## [Provided entries]
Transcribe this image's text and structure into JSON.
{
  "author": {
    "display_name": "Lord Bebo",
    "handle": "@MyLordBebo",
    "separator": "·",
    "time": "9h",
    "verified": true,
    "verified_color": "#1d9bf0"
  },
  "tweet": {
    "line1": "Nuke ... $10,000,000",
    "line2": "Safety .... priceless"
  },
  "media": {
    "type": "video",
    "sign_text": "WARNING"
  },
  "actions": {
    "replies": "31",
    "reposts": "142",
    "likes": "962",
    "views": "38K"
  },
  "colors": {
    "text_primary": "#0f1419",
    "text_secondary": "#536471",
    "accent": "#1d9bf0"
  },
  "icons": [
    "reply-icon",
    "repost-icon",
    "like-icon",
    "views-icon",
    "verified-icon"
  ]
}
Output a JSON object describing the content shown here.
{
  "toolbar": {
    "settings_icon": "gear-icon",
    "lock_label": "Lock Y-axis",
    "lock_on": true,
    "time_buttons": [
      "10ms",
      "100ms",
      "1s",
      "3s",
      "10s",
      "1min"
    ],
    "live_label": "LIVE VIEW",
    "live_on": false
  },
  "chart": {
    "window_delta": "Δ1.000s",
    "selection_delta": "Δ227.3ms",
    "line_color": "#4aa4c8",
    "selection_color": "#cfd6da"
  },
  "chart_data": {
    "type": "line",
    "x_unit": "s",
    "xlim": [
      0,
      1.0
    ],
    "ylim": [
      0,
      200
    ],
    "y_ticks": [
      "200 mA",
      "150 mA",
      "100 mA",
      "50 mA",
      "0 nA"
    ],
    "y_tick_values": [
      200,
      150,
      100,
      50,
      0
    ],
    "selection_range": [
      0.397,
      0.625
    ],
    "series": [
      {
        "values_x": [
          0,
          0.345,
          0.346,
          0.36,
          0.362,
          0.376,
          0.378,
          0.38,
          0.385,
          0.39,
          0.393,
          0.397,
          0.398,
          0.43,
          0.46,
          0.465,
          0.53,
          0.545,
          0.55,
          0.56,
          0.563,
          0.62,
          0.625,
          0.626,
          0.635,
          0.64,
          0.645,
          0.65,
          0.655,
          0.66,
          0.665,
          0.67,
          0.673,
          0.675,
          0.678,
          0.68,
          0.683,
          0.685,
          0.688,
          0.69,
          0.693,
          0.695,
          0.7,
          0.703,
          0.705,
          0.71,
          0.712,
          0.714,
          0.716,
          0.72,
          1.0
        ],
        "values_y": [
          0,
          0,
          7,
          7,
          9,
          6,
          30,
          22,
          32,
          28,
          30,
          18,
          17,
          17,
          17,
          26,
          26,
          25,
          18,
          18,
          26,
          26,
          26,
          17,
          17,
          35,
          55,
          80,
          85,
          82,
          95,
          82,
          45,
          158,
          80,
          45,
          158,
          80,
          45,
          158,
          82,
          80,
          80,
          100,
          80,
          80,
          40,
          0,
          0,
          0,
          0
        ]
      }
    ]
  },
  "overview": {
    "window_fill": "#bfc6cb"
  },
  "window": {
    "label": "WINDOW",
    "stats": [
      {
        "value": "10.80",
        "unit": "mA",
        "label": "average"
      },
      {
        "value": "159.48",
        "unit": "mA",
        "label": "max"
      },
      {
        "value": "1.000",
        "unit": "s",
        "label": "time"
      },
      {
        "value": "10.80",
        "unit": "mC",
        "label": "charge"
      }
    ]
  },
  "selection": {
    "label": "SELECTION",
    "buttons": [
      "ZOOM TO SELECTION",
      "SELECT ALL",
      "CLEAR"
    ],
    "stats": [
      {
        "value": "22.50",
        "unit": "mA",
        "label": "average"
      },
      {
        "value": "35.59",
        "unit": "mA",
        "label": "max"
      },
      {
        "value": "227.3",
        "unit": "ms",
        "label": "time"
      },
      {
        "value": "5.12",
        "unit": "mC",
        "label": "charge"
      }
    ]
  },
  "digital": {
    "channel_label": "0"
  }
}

## [Exercise goal]
Write out every entry exactly as given.

## [Answer in full]
Transcribe this image's text and structure into JSON.
{
  "author": {
    "display_name": "Lord Bebo",
    "handle": "@MyLordBebo",
    "separator": "·",
    "time": "9h",
    "verified": true,
    "verified_color": "#1d9bf0"
  },
  "tweet": {
    "line1": "Nuke ... $10,000,000",
    "line2": "Safety .... priceless"
  },
  "media": {
    "type": "video",
    "sign_text": "WARNING"
  },
  "actions": {
    "replies": "31",
    "reposts": "142",
    "likes": "962",
    "views": "38K"
  },
  "colors": {
    "text_primary": "#0f1419",
    "text_secondary": "#536471",
    "accent": "#1d9bf0"
  },
  "icons": [
    "reply-icon",
    "repost-icon",
    "like-icon",
    "views-icon",
    "verified-icon"
  ]
}
Output a JSON object describing the content shown here.
{
  "toolbar": {
    "settings_icon": "gear-icon",
    "lock_label": "Lock Y-axis",
    "lock_on": true,
    "time_buttons": [
      "10ms",
      "100ms",
      "1s",
      "3s",
      "10s",
      "1min"
    ],
    "live_label": "LIVE VIEW",
    "live_on": false
  },
  "chart": {
    "window_delta": "Δ1.000s",
    "selection_delta": "Δ227.3ms",
    "line_color": "#4aa4c8",
    "selection_color": "#cfd6da"
  },
  "chart_data": {
    "type": "line",
    "x_unit": "s",
    "xlim": [
      0,
      1.0
    ],
    "ylim": [
      0,
      200
    ],
    "y_ticks": [
      "200 mA",
      "150 mA",
      "100 mA",
      "50 mA",
      "0 nA"
    ],
    "y_tick_values": [
      200,
      150,
      100,
      50,
      0
    ],
    "selection_range": [
      0.397,
      0.625
    ],
    "series": [
      {
        "values_x": [
          0,
          0.345,
          0.346,
          0.36,
          0.362,
          0.376,
          0.378,
          0.38,
          0.385,
          0.39,
          0.393,
          0.397,
          0.398,
          0.43,
          0.46,
          0.465,
          0.53,
          0.545,
          0.55,
          0.56,
          0.563,
          0.62,
          0.625,
          0.626,
          0.635,
          0.64,
          0.645,
          0.65,
          0.655,
          0.66,
          0.665,
          0.67,
          0.673,
          0.675,
          0.678,
          0.68,
          0.683,
          0.685,
          0.688,
          0.69,
          0.693,
          0.695,
          0.7,
          0.703,
          0.705,
          0.71,
          0.712,
          0.714,
          0.716,
          0.72,
          1.0
        ],
        "values_y": [
          0,
          0,
          7,
          7,
          9,
          6,
          30,
          22,
          32,
          28,
          30,
          18,
          17,
          17,
          17,
          26,
          26,
          25,
          18,
          18,
          26,
          26,
          26,
          17,
          17,
          35,
          55,
          80,
          85,
          82,
          95,
          82,
          45,
          158,
          80,
          45,
          158,
          80,
          45,
          158,
          82,
          80,
          80,
          100,
          80,
          80,
          40,
          0,
          0,
          0,
          0
        ]
      }
    ]
  },
  "overview": {
    "window_fill": "#bfc6cb"
  },
  "window": {
    "label": "WINDOW",
    "stats": [
      {
        "value": "10.80",
        "unit": "mA",
        "label": "average"
      },
      {
        "value": "159.48",
        "unit": "mA",
        "label": "max"
      },
      {
        "value": "1.000",
        "unit": "s",
        "label": "time"
      },
      {
        "value": "10.80",
        "unit": "mC",
        "label": "charge"
      }
    ]
  },
  "selection": {
    "label": "SELECTION",
    "buttons": [
      "ZOOM TO SELECTION",
      "SELECT ALL",
      "CLEAR"
    ],
    "stats": [
      {
        "value": "22.50",
        "unit": "mA",
        "label": "average"
      },
      {
        "value": "35.59",
        "unit": "mA",
        "label": "max"
      },
      {
        "value": "227.3",
        "unit": "ms",
        "label": "time"
      },
      {
        "value": "5.12",
        "unit": "mC",
        "label": "charge"
      }
    ]
  },
  "digital": {
    "channel_label": "0"
  }
}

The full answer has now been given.